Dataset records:

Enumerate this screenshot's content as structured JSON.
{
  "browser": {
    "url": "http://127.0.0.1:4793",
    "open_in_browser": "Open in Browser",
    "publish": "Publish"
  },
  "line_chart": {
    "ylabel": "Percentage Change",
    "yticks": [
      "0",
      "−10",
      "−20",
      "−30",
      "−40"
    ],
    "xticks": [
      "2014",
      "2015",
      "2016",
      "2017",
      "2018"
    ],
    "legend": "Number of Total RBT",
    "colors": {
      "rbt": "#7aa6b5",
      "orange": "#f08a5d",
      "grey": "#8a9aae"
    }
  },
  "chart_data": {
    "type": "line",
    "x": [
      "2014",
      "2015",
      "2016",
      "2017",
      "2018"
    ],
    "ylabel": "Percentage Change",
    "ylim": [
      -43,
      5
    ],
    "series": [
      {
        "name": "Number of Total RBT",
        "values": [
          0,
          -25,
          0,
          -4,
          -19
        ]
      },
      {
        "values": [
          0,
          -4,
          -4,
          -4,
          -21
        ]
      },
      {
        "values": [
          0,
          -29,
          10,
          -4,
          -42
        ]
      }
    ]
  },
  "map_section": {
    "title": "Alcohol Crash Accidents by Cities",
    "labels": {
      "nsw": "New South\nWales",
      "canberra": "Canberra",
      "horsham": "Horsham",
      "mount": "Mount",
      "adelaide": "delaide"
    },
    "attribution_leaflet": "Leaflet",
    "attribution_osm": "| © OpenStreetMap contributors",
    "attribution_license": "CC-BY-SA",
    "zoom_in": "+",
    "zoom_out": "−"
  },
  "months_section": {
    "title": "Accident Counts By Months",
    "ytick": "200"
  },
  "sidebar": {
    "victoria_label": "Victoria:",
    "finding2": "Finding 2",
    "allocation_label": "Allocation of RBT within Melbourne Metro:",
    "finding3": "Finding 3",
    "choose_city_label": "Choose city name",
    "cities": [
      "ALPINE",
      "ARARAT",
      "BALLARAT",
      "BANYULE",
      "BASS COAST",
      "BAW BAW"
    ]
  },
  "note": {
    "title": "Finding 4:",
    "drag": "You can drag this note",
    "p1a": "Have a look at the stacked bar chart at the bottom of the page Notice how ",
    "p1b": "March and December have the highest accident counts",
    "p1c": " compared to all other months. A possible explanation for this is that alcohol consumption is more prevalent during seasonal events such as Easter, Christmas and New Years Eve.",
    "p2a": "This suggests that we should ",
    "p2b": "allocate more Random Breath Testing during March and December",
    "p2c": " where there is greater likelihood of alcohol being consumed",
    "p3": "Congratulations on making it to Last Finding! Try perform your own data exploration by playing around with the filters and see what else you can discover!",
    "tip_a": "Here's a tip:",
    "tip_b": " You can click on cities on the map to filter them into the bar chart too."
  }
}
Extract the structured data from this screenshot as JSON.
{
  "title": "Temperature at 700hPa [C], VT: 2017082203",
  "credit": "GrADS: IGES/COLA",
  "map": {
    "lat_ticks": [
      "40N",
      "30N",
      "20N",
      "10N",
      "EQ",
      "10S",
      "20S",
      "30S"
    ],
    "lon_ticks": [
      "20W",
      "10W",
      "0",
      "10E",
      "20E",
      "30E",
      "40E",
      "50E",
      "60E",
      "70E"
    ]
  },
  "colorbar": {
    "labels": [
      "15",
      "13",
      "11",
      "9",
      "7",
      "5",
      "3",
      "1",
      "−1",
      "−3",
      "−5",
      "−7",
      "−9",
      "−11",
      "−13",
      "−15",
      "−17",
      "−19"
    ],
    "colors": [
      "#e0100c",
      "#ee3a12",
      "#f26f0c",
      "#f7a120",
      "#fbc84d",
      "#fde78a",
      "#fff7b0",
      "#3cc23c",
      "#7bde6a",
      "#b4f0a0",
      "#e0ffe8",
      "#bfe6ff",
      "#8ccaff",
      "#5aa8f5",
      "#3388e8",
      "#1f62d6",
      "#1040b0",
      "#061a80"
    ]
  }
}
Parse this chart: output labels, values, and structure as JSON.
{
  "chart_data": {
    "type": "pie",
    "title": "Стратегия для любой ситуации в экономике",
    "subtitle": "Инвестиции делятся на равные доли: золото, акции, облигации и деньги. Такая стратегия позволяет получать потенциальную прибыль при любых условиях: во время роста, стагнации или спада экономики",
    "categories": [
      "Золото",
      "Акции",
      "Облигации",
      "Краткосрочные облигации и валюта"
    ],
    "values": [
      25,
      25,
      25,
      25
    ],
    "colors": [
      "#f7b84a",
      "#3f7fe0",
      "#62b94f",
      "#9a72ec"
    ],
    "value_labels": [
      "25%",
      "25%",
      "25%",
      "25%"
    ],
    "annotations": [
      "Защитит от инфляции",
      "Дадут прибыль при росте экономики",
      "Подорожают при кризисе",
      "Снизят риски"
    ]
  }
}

◆ **Task directions**: Reproduce the listing above verbatim, from first line to last.

◆ **Solution for this task**:
Enumerate this screenshot's content as structured JSON.
{
  "browser": {
    "url": "http://127.0.0.1:4793",
    "open_in_browser": "Open in Browser",
    "publish": "Publish"
  },
  "line_chart": {
    "ylabel": "Percentage Change",
    "yticks": [
      "0",
      "−10",
      "−20",
      "−30",
      "−40"
    ],
    "xticks": [
      "2014",
      "2015",
      "2016",
      "2017",
      "2018"
    ],
    "legend": "Number of Total RBT",
    "colors": {
      "rbt": "#7aa6b5",
      "orange": "#f08a5d",
      "grey": "#8a9aae"
    }
  },
  "chart_data": {
    "type": "line",
    "x": [
      "2014",
      "2015",
      "2016",
      "2017",
      "2018"
    ],
    "ylabel": "Percentage Change",
    "ylim": [
      -43,
      5
    ],
    "series": [
      {
        "name": "Number of Total RBT",
        "values": [
          0,
          -25,
          0,
          -4,
          -19
        ]
      },
      {
        "values": [
          0,
          -4,
          -4,
          -4,
          -21
        ]
      },
      {
        "values": [
          0,
          -29,
          10,
          -4,
          -42
        ]
      }
    ]
  },
  "map_section": {
    "title": "Alcohol Crash Accidents by Cities",
    "labels": {
      "nsw": "New South\nWales",
      "canberra": "Canberra",
      "horsham": "Horsham",
      "mount": "Mount",
      "adelaide": "delaide"
    },
    "attribution_leaflet": "Leaflet",
    "attribution_osm": "| © OpenStreetMap contributors",
    "attribution_license": "CC-BY-SA",
    "zoom_in": "+",
    "zoom_out": "−"
  },
  "months_section": {
    "title": "Accident Counts By Months",
    "ytick": "200"
  },
  "sidebar": {
    "victoria_label": "Victoria:",
    "finding2": "Finding 2",
    "allocation_label": "Allocation of RBT within Melbourne Metro:",
    "finding3": "Finding 3",
    "choose_city_label": "Choose city name",
    "cities": [
      "ALPINE",
      "ARARAT",
      "BALLARAT",
      "BANYULE",
      "BASS COAST",
      "BAW BAW"
    ]
  },
  "note": {
    "title": "Finding 4:",
    "drag": "You can drag this note",
    "p1a": "Have a look at the stacked bar chart at the bottom of the page Notice how ",
    "p1b": "March and December have the highest accident counts",
    "p1c": " compared to all other months. A possible explanation for this is that alcohol consumption is more prevalent during seasonal events such as Easter, Christmas and New Years Eve.",
    "p2a": "This suggests that we should ",
    "p2b": "allocate more Random Breath Testing during March and December",
    "p2c": " where there is greater likelihood of alcohol being consumed",
    "p3": "Congratulations on making it to Last Finding! Try perform your own data exploration by playing around with the filters and see what else you can discover!",
    "tip_a": "Here's a tip:",
    "tip_b": " You can click on cities on the map to filter them into the bar chart too."
  }
}
Extract the structured data from this screenshot as JSON.
{
  "title": "Temperature at 700hPa [C], VT: 2017082203",
  "credit": "GrADS: IGES/COLA",
  "map": {
    "lat_ticks": [
      "40N",
      "30N",
      "20N",
      "10N",
      "EQ",
      "10S",
      "20S",
      "30S"
    ],
    "lon_ticks": [
      "20W",
      "10W",
      "0",
      "10E",
      "20E",
      "30E",
      "40E",
      "50E",
      "60E",
      "70E"
    ]
  },
  "colorbar": {
    "labels": [
      "15",
      "13",
      "11",
      "9",
      "7",
      "5",
      "3",
      "1",
      "−1",
      "−3",
      "−5",
      "−7",
      "−9",
      "−11",
      "−13",
      "−15",
      "−17",
      "−19"
    ],
    "colors": [
      "#e0100c",
      "#ee3a12",
      "#f26f0c",
      "#f7a120",
      "#fbc84d",
      "#fde78a",
      "#fff7b0",
      "#3cc23c",
      "#7bde6a",
      "#b4f0a0",
      "#e0ffe8",
      "#bfe6ff",
      "#8ccaff",
      "#5aa8f5",
      "#3388e8",
      "#1f62d6",
      "#1040b0",
      "#061a80"
    ]
  }
}
Parse this chart: output labels, values, and structure as JSON.
{
  "chart_data": {
    "type": "pie",
    "title": "Стратегия для любой ситуации в экономике",
    "subtitle": "Инвестиции делятся на равные доли: золото, акции, облигации и деньги. Такая стратегия позволяет получать потенциальную прибыль при любых условиях: во время роста, стагнации или спада экономики",
    "categories": [
      "Золото",
      "Акции",
      "Облигации",
      "Краткосрочные облигации и валюта"
    ],
    "values": [
      25,
      25,
      25,
      25
    ],
    "colors": [
      "#f7b84a",
      "#3f7fe0",
      "#62b94f",
      "#9a72ec"
    ],
    "value_labels": [
      "25%",
      "25%",
      "25%",
      "25%"
    ],
    "annotations": [
      "Защитит от инфляции",
      "Дадут прибыль при росте экономики",
      "Подорожают при кризисе",
      "Снизят риски"
    ]
  }
}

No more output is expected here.